> Challenge:
Answer these questions from the text on rewards for paying off debt:
(a) In the opening example, what caused the woman's credit card debt?
(b) Which two rewards does the text offer as things that cost money but can have a large emotional value?
(c) What is the most the writer would spend on a reward, as a share of the goal amount?

> Reading text:
○ ○ ○

Or take the case of a woman who has credit card debt caused by excessive clothes shopping who decides to reward herself for paying off her debt with a shopping spree.

The problem here is two fold.

First you are sending mixed signals to your brain. On the one hand you want to pay down your debt which was caused by overspending yet on the other hand to help you do this you are going to reward yourself with more spending. From a long term perspective this behavior is not useful when it comes to changing habits.

This leads to confusion at a subconscious level. Is overspending good or bad? It must be bad as we are trying to eliminate debt related to it or it must be good as we are being rewarded with it when eliminate the debt? Confusing eh?

The second problem is that if you do use a monetary reward to motivate then where do you draw the line? I saved $50 dollars this week so I deserve a reward worth $20? The monetary based rewards that you give yourself will probably be relative to what you achieve (as they should be – you don’t want a $5 reward after paying off your mortgage – more on this later). But how relative they are to the goal is completely arbitrary and at your discretion. What you might think of as an adequate reward someone else might thing of as excessive and takes away from the original goal.

The real problem – Value.

In order for a reward to motivate you it has to have value. Or put more accurately you have to value the reward. This is an important distinction. A one ounce bar of gold has a certain value – it can be easily defined by checking its price on the market. However something like a trip to the local amusement park has both a monetary value and an emotional value. The memories that you create on that trip will last long after the trip has finished.

Emotional value is the key.

The heading of this article states that cost free rewards simply won’t cut it when it comes to motivating. If the reward was free then why wait until the goal is achieved? Why not just take this non-monetary reward and have it now? Why not watch your favorite TV show when it comes on regardless as to whether or not you have achieved your goal? You may feel guilty for a while but who cares right? It didn’t cost you anything.

I know some readers will argue that it should always be cost free rewards. I would argue the same for small goals. However when it comes to monster goals like becoming debt free then I would suggest that the reward be made up of something that you would really really value. What I mean by value is emotionally value.

Would you like to get a family portrait or visit your favorite city for a weekend break as reward? These things cost money but the key thing is that the emotional value to you has to be large. You have to really want the reward and value the reward before it will ever motivate you.

But didn’t you just say that monetary rewards were bad?

The point I’m making here is that if you really really value the reward on an emotional level and not on a monetary level then the reward itself is a good thing even if it cost a few bucks. By valuing the reward on an emotional level you are in effect saying to your subconscious – ok there are costs involved here but I have worked my butt off to get here and I place huge emotional value on this reward. I deserve it.

How much to spend on your reward is entirely arbitrary but to be honest I would never want to spend anything more that 5% of the goal amount on the reward. Otherwise you really are defeating the purpose. For small goals I would try to stick to the cost free rewards but even a nice cup of coffee has a cost so again try to stick to the maximum of 5%.

○ ○ ○

> Listed records:

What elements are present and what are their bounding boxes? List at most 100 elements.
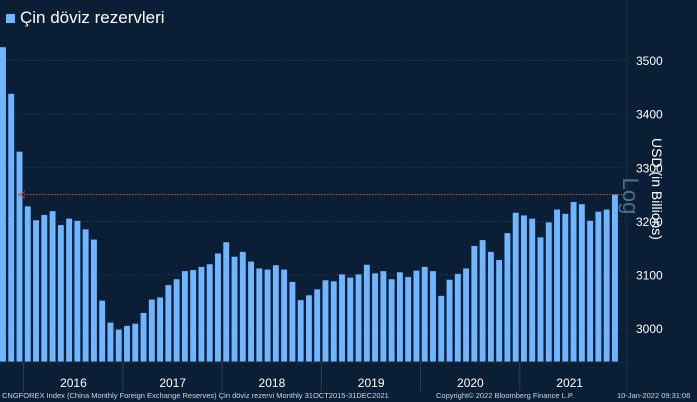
bar <box>496 259 503 362</box>
bar <box>57 225 64 362</box>
bar <box>363 264 370 362</box>
bar <box>537 237 544 362</box>
bar <box>190 270 197 362</box>
bar <box>388 279 395 362</box>
y-tick-labels: 3000 3100 3200 3300 3400 3500 <box>636 54 663 336</box>
bar <box>339 274 345 362</box>
y-tick-label: 3200 <box>636 215 663 229</box>
bar <box>223 242 230 362</box>
bar <box>115 329 122 362</box>
bar <box>256 268 263 362</box>
bar <box>33 220 39 362</box>
bar <box>463 268 470 362</box>
bar <box>529 218 536 362</box>
bar <box>281 269 288 362</box>
legend-swatch <box>6 13 15 23</box>
bar <box>0 47 6 363</box>
x-tick-label: 2021 <box>556 376 583 390</box>
bar <box>380 271 387 362</box>
y-tick-label: 3400 <box>636 108 663 122</box>
log-scale-label-text: Log <box>618 177 643 215</box>
reference-arrow <box>17 191 26 199</box>
bar <box>314 289 321 362</box>
bar <box>512 212 519 362</box>
bar <box>181 271 188 362</box>
bar <box>107 322 114 362</box>
bar <box>562 213 569 362</box>
bar <box>595 211 602 362</box>
bar <box>305 295 312 362</box>
bar <box>165 285 172 362</box>
bar <box>16 151 23 362</box>
bar <box>264 269 271 362</box>
y-tick-label: 3100 <box>636 268 663 282</box>
bar <box>8 93 15 362</box>
bar <box>173 279 180 362</box>
bar <box>446 279 453 362</box>
bar <box>347 277 354 362</box>
bar <box>289 281 296 362</box>
bar <box>521 215 527 362</box>
x-tick-label: 2016 <box>60 376 87 390</box>
bars <box>0 47 618 363</box>
bar <box>611 194 618 362</box>
bar <box>587 220 594 362</box>
y-tick-label: 3000 <box>636 322 663 336</box>
bar <box>504 233 511 362</box>
bar <box>66 218 73 362</box>
bar <box>148 299 155 362</box>
bar <box>239 251 246 362</box>
bar <box>471 245 478 362</box>
footer: CNGFOREX Index (China Monthly Foreign Ex… <box>0 391 697 402</box>
bar <box>140 312 147 362</box>
bar <box>430 271 436 362</box>
bar <box>198 266 205 362</box>
bar <box>231 256 238 362</box>
bar <box>157 297 164 362</box>
bar <box>603 209 610 362</box>
y-tick-label: 3300 <box>636 161 663 175</box>
bar <box>74 220 81 362</box>
bar <box>396 272 403 362</box>
bar <box>24 206 31 362</box>
y-axis-label-text: USD (in Billions) <box>649 138 665 240</box>
x-tick-label: 2020 <box>457 376 484 390</box>
bar <box>554 209 560 362</box>
x-tick-labels: 2016 2017 2018 2019 2020 2021 <box>23 362 583 391</box>
bar <box>355 274 362 362</box>
bar <box>438 295 445 362</box>
bar <box>99 300 106 362</box>
legend-label: Çin döviz rezervleri <box>20 8 165 27</box>
footer-ticker: CNGFOREX Index (China Monthly Foreign Ex… <box>2 391 389 400</box>
footer-timestamp: 10-Jan-2022 09:31:06 <box>617 391 691 400</box>
bar <box>479 240 486 362</box>
y-tick-label: 3500 <box>636 54 663 68</box>
bar <box>545 222 552 362</box>
bar <box>49 211 56 362</box>
bar <box>215 253 221 362</box>
bar <box>124 325 130 362</box>
bar <box>330 281 337 362</box>
x-tick-label: 2019 <box>358 376 385 390</box>
footer-copyright: Copyright© 2022 Bloomberg Finance L.P. <box>436 391 574 400</box>
bar <box>132 323 139 362</box>
bar <box>570 202 577 362</box>
x-tick-label: 2018 <box>259 376 286 390</box>
bar <box>297 300 304 362</box>
bar <box>578 204 585 362</box>
bar <box>82 229 89 362</box>
bar <box>421 266 428 362</box>
bar <box>372 273 379 362</box>
bar <box>413 270 420 362</box>
bar <box>272 265 279 362</box>
bar <box>487 251 494 362</box>
bar <box>248 261 254 362</box>
bar <box>206 264 213 362</box>
bar <box>90 239 97 362</box>
bar <box>322 280 329 362</box>
x-tick-label: 2017 <box>159 376 186 390</box>
legend: Çin döviz rezervleri <box>6 8 165 28</box>
bar <box>405 277 412 362</box>
bar <box>454 273 461 362</box>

○ ○ ○

> Reply to the task:
(a) Excessive clothes shopping.
(b) A family portrait and a weekend break in your favorite city.
(c) 5% of the goal amount.